_Brief_
Answer with one number: the count of lines in this material that hold the word "Column".

_Raw records_
+-------+

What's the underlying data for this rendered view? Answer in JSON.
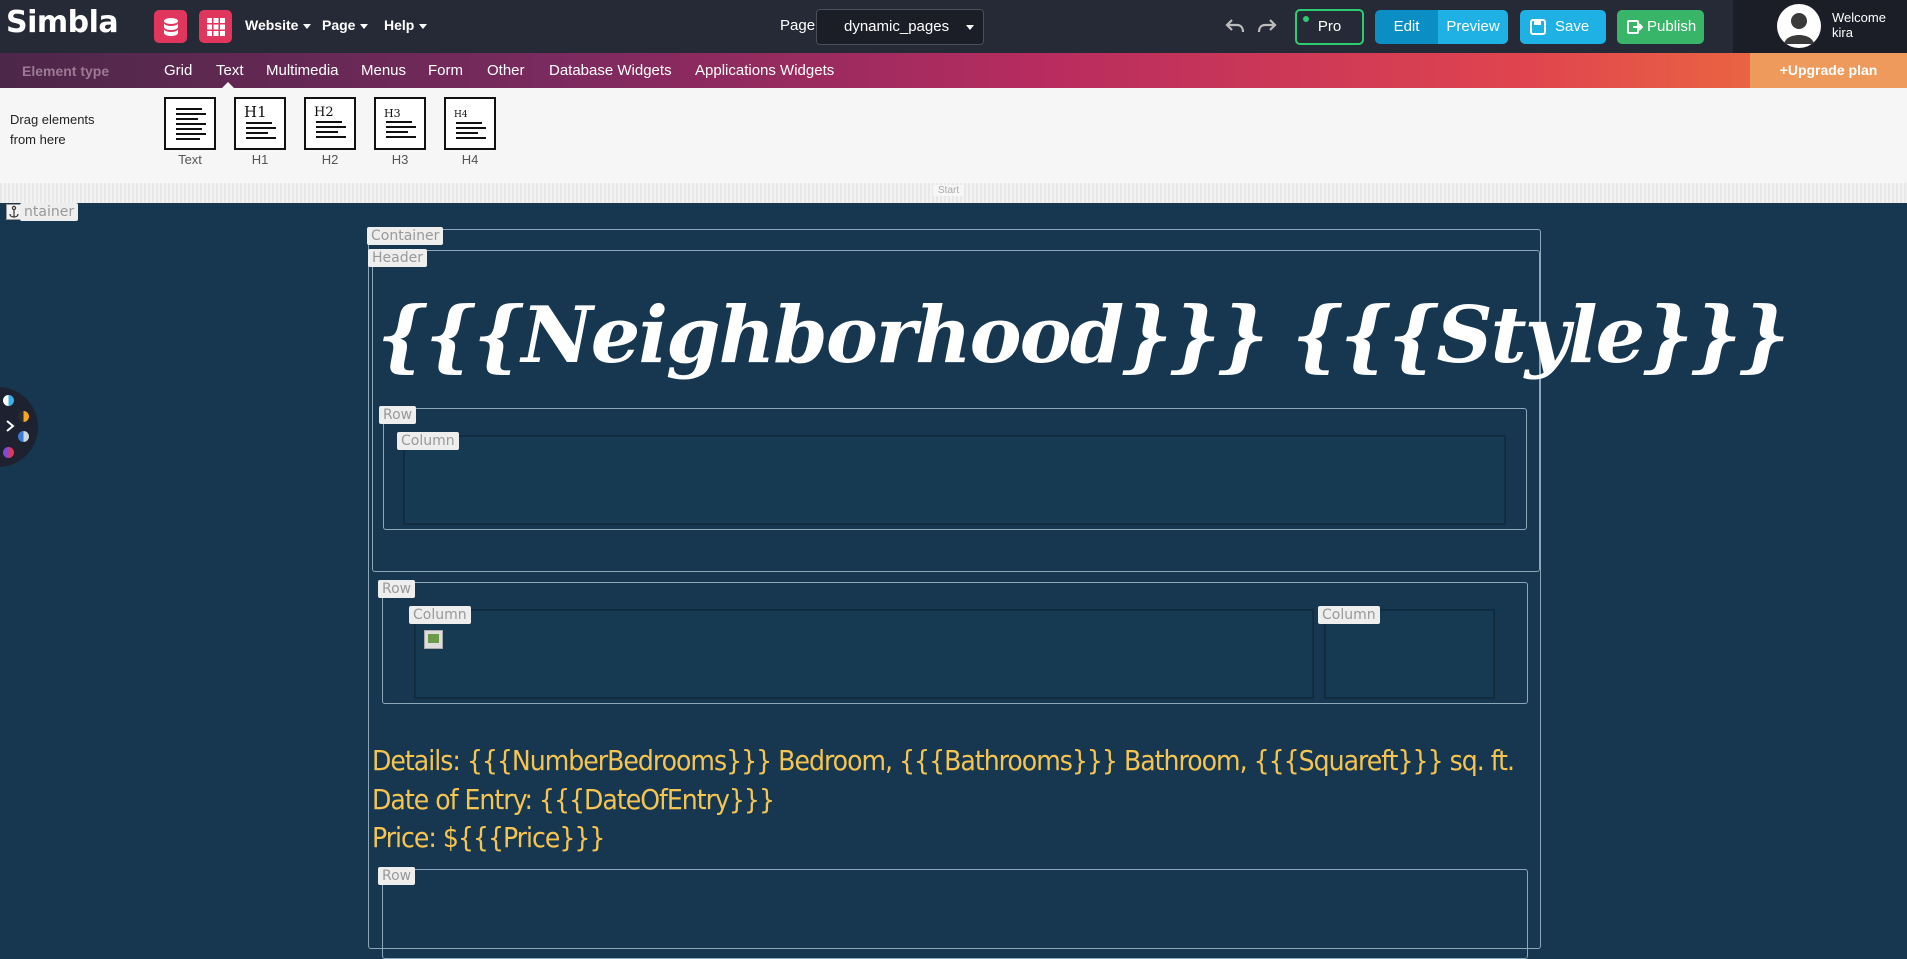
{
  "app": {
    "logo": "Simbla"
  },
  "topbar": {
    "menus": [
      "Website",
      "Page",
      "Help"
    ],
    "page_label": "Page",
    "page_select": "dynamic_pages",
    "pro_label": "Pro",
    "edit_label": "Edit",
    "preview_label": "Preview",
    "save_label": "Save",
    "publish_label": "Publish",
    "welcome_line1": "Welcome",
    "welcome_line2": "kira"
  },
  "elnav": {
    "title": "Element type",
    "tabs": [
      "Grid",
      "Text",
      "Multimedia",
      "Menus",
      "Form",
      "Other",
      "Database Widgets",
      "Applications Widgets"
    ],
    "upgrade_label": "+Upgrade plan"
  },
  "palette": {
    "hint_line1": "Drag elements",
    "hint_line2": "from here",
    "tiles": [
      {
        "label": "Text",
        "heading": ""
      },
      {
        "label": "H1",
        "heading": "H1"
      },
      {
        "label": "H2",
        "heading": "H2"
      },
      {
        "label": "H3",
        "heading": "H3"
      },
      {
        "label": "H4",
        "heading": "H4"
      }
    ],
    "start_marker": "Start"
  },
  "canvas": {
    "tags": {
      "outer_container": "ntainer",
      "container": "Container",
      "header": "Header",
      "row1": "Row",
      "column1": "Column",
      "row2": "Row",
      "column2a": "Column",
      "column2b": "Column",
      "row3": "Row"
    },
    "headline": "{{{Neighborhood}}} {{{Style}}}",
    "details_line1": "Details: {{{NumberBedrooms}}} Bedroom, {{{Bathrooms}}} Bathroom, {{{Squareft}}} sq. ft.",
    "details_line2": "Date of Entry: {{{DateOfEntry}}}",
    "details_line3": "Price: ${{{Price}}}"
  },
  "colors": {
    "accent_red": "#e0365d",
    "edit_blue": "#0a8ec4",
    "preview_blue": "#1fb0e4",
    "publish_green": "#39b56a",
    "canvas_bg": "#16374f",
    "details_yellow": "#f5c451"
  }
}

+-------+

_Written reply_
3